» Aim
Your task is to copy every line of the entries that contains "French".
────────
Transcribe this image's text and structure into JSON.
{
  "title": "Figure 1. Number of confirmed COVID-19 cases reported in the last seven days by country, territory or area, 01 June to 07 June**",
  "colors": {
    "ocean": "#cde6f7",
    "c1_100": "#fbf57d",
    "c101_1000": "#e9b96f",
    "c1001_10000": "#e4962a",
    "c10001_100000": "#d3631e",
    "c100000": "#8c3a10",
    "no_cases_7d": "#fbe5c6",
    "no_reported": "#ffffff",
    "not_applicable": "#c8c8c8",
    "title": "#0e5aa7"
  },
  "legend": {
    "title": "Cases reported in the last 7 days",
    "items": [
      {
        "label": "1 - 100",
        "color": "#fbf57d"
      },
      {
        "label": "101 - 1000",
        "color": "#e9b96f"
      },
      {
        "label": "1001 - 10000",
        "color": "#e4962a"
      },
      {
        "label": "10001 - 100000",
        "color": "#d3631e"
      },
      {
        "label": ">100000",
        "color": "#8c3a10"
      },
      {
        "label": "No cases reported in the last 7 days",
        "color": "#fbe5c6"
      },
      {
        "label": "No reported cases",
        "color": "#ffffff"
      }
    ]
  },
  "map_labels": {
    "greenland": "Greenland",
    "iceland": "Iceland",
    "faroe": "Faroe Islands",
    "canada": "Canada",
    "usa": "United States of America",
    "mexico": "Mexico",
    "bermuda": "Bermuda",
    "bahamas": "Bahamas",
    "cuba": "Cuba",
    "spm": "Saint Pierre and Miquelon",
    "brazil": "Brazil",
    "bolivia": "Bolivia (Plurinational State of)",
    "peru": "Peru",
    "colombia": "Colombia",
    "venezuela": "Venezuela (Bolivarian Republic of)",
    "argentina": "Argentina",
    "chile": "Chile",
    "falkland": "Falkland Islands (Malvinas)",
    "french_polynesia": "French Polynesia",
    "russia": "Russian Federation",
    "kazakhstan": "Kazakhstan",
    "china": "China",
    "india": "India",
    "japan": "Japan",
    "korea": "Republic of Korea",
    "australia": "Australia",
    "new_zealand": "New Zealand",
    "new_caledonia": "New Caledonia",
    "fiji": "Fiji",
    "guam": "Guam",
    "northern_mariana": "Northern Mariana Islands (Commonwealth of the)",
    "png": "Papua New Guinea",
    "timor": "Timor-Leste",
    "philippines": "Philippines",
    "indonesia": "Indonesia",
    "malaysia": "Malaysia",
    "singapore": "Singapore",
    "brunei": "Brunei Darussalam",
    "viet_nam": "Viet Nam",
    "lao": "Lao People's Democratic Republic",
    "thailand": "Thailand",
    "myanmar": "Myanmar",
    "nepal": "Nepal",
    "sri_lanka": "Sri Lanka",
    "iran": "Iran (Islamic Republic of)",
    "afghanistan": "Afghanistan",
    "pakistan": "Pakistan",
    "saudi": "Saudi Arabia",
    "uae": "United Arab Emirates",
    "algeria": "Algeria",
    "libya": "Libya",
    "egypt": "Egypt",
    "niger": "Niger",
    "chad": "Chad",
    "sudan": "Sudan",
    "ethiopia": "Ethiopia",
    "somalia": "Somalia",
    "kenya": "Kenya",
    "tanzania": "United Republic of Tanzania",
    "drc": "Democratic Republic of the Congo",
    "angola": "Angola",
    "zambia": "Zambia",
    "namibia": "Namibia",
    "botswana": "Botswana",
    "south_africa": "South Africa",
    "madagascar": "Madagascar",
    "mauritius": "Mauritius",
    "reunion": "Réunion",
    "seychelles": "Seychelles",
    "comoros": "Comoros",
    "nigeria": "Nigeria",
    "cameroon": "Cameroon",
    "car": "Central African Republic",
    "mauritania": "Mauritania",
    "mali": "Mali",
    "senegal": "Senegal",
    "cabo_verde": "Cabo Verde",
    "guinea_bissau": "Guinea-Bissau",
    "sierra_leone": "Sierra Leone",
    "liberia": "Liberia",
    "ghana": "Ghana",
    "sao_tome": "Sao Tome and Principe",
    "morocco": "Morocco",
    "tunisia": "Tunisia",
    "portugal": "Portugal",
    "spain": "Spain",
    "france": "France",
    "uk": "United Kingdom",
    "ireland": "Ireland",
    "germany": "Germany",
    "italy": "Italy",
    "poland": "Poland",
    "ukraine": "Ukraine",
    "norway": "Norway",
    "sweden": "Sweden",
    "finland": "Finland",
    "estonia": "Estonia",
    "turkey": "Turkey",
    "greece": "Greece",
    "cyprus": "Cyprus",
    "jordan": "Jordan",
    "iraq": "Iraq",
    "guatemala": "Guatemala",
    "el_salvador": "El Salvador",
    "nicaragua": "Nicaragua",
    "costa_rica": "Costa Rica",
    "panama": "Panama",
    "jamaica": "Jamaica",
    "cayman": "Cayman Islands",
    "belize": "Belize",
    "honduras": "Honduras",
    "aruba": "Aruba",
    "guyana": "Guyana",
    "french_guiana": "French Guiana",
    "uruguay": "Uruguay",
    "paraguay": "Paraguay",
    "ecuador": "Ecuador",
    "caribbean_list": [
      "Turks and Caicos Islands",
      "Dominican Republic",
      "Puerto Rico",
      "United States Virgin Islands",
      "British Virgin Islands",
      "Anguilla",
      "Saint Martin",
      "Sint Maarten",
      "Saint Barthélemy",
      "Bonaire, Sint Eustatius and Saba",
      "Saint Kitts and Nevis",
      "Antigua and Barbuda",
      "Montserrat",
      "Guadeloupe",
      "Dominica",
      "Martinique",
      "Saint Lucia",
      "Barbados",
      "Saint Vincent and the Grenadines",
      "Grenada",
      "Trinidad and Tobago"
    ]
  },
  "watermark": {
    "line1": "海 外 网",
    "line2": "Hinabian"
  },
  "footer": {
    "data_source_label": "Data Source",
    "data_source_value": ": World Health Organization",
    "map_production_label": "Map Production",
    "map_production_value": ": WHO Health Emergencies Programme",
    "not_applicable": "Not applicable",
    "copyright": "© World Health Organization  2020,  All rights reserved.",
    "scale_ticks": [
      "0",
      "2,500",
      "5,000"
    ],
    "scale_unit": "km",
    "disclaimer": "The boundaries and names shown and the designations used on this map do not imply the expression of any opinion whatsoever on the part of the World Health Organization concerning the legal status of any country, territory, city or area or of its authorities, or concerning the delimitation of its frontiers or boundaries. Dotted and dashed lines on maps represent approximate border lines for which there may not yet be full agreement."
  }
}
────────
» Full answer
    "french_polynesia": "French Polynesia",
    "french_guiana": "French Guiana",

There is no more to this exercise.